Aim of the task:
From the records below, copy each line that has the word "bullet" in it.

■ ■ ■ ■ ■ ■ ■

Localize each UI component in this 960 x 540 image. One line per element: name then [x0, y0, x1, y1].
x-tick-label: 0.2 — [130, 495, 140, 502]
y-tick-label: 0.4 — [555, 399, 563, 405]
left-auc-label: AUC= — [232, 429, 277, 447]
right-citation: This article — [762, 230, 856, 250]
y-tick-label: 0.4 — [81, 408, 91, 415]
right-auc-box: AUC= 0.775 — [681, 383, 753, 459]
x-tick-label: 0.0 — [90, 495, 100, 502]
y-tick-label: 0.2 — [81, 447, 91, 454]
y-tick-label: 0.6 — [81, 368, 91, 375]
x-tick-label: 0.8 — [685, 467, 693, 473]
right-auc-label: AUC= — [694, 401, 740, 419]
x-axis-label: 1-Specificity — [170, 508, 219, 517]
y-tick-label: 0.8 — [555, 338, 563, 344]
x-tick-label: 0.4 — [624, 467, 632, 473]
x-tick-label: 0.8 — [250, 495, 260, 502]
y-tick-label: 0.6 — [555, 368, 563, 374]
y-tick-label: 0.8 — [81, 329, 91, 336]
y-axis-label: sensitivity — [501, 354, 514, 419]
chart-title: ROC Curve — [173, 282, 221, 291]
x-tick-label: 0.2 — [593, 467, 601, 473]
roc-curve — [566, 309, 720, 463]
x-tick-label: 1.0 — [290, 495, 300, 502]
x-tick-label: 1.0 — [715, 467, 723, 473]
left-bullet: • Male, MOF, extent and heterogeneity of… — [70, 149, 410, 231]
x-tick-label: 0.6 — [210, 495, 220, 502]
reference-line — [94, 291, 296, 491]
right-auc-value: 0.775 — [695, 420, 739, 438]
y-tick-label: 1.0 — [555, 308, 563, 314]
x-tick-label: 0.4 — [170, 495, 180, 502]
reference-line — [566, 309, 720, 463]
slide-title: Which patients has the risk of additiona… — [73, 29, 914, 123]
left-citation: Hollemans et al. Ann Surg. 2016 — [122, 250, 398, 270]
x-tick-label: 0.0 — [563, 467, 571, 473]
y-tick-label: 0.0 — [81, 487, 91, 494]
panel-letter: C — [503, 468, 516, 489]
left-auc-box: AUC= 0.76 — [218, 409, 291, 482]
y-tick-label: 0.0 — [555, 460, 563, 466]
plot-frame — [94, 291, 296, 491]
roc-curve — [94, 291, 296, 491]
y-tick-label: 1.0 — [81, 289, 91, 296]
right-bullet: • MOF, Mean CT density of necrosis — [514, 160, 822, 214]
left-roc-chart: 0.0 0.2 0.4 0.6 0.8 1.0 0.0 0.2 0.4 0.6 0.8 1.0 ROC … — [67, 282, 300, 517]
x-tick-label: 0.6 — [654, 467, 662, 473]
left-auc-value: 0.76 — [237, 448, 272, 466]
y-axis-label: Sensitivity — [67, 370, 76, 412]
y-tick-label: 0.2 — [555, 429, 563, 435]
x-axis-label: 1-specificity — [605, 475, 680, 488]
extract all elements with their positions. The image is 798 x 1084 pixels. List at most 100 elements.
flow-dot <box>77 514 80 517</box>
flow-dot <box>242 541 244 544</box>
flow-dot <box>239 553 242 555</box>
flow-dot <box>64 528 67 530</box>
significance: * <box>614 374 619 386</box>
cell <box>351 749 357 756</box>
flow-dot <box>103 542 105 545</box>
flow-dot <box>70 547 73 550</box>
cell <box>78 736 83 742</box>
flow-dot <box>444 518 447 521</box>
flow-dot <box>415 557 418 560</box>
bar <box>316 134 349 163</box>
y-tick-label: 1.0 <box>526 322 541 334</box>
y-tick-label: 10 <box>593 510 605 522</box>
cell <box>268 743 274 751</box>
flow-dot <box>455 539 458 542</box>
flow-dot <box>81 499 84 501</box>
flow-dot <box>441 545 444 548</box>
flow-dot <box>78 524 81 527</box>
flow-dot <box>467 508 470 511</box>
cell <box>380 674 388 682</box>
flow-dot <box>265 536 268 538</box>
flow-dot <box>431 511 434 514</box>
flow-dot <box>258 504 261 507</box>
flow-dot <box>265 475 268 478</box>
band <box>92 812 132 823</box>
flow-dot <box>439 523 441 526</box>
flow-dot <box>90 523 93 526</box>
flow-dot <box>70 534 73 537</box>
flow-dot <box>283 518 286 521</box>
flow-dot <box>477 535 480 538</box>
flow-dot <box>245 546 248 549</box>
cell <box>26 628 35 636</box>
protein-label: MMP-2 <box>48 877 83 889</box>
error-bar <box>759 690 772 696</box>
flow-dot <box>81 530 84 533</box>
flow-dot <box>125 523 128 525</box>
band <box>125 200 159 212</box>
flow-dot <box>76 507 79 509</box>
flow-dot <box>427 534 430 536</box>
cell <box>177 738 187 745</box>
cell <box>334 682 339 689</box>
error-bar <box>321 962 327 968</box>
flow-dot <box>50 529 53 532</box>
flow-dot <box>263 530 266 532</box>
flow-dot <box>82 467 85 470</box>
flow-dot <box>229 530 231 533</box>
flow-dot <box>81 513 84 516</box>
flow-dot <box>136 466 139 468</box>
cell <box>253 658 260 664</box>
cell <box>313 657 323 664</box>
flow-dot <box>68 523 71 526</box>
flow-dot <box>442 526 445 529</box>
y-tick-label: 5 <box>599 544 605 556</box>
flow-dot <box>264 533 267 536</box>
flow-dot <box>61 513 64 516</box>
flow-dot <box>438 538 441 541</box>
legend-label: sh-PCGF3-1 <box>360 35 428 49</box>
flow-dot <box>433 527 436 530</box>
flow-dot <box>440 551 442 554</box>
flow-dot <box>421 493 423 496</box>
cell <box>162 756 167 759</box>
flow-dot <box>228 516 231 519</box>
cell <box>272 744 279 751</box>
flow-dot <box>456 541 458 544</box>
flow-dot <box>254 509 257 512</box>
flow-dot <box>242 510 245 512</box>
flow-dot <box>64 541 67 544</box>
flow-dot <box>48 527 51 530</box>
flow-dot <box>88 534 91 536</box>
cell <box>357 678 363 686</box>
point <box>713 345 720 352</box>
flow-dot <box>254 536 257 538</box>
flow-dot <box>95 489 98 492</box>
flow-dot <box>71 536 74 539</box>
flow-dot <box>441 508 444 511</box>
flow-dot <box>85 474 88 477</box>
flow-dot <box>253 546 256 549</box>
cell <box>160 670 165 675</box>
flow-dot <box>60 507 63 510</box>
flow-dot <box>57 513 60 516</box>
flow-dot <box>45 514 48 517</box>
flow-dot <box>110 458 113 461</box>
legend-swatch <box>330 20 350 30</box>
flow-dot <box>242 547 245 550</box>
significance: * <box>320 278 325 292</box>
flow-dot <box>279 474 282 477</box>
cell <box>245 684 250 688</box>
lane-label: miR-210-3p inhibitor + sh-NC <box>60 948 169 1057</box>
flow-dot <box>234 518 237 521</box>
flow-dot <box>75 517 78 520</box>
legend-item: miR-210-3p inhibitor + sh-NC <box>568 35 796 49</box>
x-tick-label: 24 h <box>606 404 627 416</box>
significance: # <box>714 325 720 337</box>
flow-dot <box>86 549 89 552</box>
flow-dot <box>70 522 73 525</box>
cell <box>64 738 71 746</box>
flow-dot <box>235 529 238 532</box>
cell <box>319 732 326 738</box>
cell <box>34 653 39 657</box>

■ ■ ■ ■ ■ ■ ■

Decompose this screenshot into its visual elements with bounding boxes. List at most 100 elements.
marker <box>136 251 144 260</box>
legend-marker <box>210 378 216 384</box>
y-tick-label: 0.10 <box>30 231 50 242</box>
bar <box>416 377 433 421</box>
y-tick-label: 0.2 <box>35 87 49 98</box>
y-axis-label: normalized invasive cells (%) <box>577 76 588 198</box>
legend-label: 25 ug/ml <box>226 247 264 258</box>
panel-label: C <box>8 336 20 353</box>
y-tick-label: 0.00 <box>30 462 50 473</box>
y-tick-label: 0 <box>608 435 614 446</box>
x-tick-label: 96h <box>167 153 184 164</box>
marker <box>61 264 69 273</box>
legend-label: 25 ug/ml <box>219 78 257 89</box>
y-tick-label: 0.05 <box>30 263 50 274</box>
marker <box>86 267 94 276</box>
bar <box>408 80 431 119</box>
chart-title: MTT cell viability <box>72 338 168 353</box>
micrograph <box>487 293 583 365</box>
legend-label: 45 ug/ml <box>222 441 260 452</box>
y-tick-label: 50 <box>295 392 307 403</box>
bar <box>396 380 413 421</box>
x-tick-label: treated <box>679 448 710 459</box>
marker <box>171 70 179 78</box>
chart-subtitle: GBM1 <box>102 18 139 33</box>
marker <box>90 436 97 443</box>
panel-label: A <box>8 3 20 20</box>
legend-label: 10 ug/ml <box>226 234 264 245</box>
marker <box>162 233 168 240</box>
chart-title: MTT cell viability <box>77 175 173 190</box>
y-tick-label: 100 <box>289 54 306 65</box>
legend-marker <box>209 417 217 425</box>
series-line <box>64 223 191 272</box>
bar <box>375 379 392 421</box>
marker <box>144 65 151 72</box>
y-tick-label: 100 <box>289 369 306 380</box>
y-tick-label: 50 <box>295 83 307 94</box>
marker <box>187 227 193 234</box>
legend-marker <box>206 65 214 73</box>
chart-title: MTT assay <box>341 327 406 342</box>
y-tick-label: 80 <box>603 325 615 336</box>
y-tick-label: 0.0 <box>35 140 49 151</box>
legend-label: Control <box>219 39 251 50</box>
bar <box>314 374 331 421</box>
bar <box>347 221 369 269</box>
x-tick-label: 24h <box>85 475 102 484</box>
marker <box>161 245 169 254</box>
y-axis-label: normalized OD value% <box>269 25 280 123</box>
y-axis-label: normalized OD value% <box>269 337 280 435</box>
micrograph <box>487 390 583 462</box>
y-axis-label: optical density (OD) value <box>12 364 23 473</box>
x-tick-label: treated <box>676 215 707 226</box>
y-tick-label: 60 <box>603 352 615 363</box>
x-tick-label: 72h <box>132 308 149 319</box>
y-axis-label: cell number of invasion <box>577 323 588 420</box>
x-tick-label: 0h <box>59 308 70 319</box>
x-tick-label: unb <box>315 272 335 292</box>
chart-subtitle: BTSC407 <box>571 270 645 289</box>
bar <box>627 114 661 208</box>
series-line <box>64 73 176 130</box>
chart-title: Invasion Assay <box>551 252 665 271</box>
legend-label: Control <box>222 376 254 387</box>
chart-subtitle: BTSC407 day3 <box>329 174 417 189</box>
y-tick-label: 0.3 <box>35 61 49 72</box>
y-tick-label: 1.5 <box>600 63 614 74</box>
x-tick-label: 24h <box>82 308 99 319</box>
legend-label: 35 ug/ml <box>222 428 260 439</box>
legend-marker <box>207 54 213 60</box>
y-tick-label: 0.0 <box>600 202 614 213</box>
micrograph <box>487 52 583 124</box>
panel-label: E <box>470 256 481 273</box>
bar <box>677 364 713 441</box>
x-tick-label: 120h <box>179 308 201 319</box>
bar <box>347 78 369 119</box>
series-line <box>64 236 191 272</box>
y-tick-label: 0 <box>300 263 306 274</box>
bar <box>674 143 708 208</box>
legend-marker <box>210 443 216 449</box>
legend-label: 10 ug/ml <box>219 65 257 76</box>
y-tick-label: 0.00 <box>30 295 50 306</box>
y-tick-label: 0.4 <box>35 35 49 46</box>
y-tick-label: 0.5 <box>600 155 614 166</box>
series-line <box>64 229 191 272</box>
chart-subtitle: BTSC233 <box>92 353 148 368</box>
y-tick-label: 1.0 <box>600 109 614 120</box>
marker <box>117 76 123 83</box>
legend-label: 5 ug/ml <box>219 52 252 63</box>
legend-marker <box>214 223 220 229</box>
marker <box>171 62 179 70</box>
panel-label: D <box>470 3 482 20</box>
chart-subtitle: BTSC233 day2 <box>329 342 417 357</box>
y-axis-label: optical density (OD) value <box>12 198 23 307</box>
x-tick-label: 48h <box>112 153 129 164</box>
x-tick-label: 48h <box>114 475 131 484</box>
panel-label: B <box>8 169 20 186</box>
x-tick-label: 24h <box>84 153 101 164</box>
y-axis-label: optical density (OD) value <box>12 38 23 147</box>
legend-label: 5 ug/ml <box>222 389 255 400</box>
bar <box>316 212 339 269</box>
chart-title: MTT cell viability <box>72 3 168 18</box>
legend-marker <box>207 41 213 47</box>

■ ■ ■ ■ ■ ■ ■

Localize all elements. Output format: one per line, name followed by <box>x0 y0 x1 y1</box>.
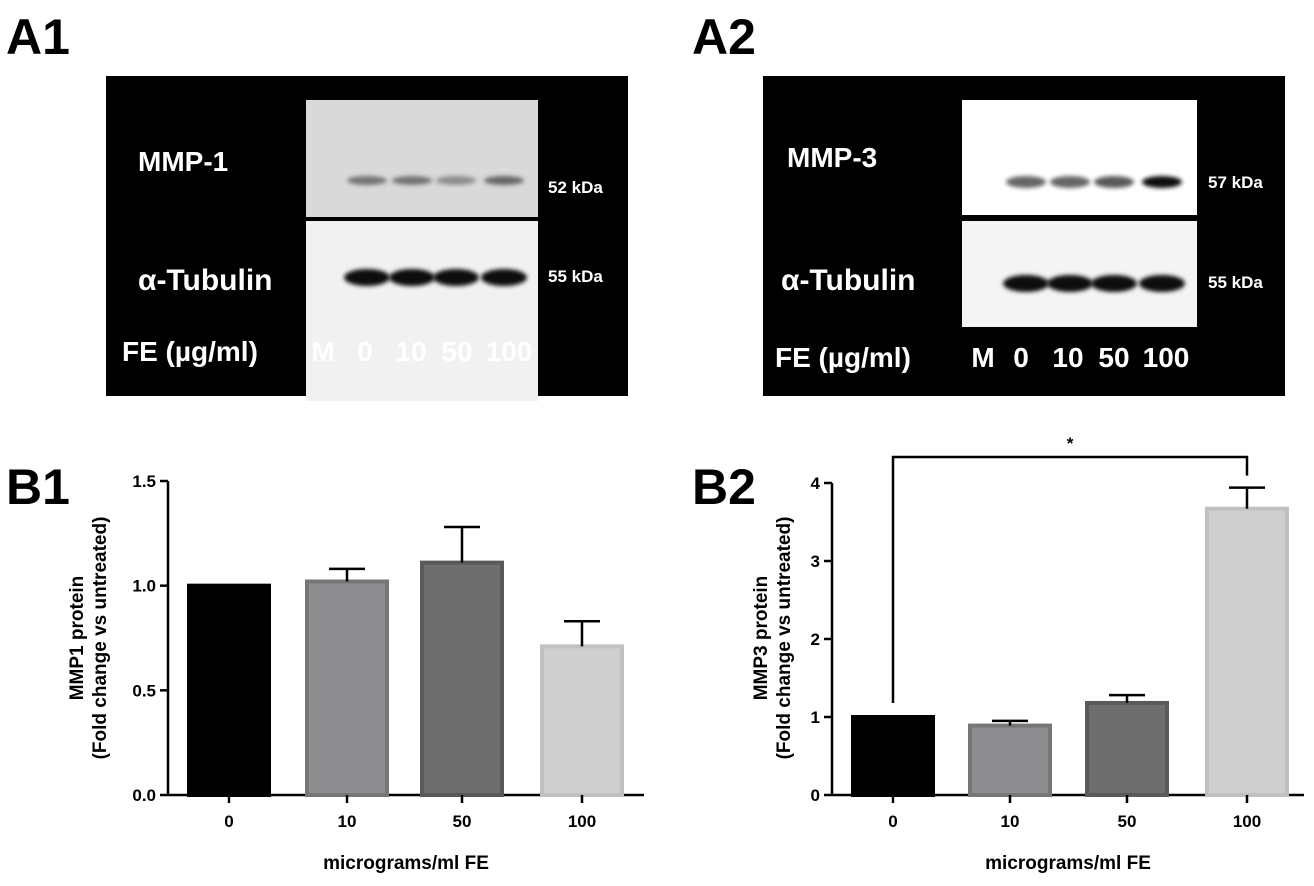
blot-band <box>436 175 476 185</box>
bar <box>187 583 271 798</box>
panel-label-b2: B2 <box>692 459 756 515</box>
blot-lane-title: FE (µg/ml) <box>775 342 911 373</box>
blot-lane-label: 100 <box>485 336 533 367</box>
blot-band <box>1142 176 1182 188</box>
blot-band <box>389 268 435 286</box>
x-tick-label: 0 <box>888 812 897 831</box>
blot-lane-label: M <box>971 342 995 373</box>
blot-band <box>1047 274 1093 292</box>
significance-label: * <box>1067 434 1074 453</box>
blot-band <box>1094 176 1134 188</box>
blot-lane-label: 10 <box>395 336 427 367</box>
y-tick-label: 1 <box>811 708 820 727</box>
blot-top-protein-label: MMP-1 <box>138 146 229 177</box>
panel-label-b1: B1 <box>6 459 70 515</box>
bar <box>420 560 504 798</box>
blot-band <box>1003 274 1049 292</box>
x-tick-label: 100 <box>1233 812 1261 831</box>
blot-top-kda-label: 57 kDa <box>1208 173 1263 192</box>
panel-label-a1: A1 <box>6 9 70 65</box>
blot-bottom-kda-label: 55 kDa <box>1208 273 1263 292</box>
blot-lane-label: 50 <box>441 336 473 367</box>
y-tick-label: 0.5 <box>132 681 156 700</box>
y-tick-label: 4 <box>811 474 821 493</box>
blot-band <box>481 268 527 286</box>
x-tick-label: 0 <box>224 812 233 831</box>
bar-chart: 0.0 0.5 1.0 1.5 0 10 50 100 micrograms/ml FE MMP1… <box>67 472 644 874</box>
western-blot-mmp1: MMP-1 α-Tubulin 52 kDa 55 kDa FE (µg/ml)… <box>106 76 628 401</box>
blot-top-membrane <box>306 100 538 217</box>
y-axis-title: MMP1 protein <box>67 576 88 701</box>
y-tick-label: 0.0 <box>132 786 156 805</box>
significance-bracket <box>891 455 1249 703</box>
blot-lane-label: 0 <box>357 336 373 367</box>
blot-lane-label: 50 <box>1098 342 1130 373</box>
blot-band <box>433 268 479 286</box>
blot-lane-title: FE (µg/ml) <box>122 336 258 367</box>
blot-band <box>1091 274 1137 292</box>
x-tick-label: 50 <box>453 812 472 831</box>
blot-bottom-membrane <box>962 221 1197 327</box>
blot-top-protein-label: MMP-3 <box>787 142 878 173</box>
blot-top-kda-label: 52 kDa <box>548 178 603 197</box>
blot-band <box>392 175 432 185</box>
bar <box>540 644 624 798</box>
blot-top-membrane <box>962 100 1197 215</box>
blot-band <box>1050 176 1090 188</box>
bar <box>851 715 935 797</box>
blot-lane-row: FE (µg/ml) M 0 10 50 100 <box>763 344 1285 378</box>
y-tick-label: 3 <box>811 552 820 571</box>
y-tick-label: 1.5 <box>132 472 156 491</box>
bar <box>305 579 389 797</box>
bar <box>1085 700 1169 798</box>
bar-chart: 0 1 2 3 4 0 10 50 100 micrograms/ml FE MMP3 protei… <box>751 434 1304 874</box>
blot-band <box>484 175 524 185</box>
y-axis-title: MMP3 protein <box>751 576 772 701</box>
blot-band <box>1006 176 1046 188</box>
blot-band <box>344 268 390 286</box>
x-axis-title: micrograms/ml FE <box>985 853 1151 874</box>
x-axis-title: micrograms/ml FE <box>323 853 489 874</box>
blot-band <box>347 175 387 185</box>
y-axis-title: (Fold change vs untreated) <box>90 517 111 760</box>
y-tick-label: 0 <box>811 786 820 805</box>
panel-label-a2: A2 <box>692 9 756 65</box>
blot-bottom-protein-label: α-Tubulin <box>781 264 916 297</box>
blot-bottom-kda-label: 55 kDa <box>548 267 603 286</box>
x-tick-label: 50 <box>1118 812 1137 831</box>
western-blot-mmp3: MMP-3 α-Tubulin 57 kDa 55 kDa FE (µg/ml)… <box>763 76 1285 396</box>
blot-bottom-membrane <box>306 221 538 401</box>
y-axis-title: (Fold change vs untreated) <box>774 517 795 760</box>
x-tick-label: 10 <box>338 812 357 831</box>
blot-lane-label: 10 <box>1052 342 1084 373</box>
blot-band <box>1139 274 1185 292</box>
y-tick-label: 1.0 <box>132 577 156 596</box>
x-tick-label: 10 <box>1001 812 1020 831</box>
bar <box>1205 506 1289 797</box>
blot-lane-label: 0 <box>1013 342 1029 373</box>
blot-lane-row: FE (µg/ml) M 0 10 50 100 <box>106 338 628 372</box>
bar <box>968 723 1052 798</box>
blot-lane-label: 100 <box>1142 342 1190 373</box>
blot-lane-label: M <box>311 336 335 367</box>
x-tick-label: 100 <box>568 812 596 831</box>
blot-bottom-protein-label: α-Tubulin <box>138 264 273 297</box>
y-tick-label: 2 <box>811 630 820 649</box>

■ ■ ■ ■ ■ ■ ■

Response:
left-bullet: • Male, MOF, extent and heterogeneity of… — [70, 149, 410, 231]
right-bullet: • MOF, Mean CT density of necrosis — [514, 160, 822, 214]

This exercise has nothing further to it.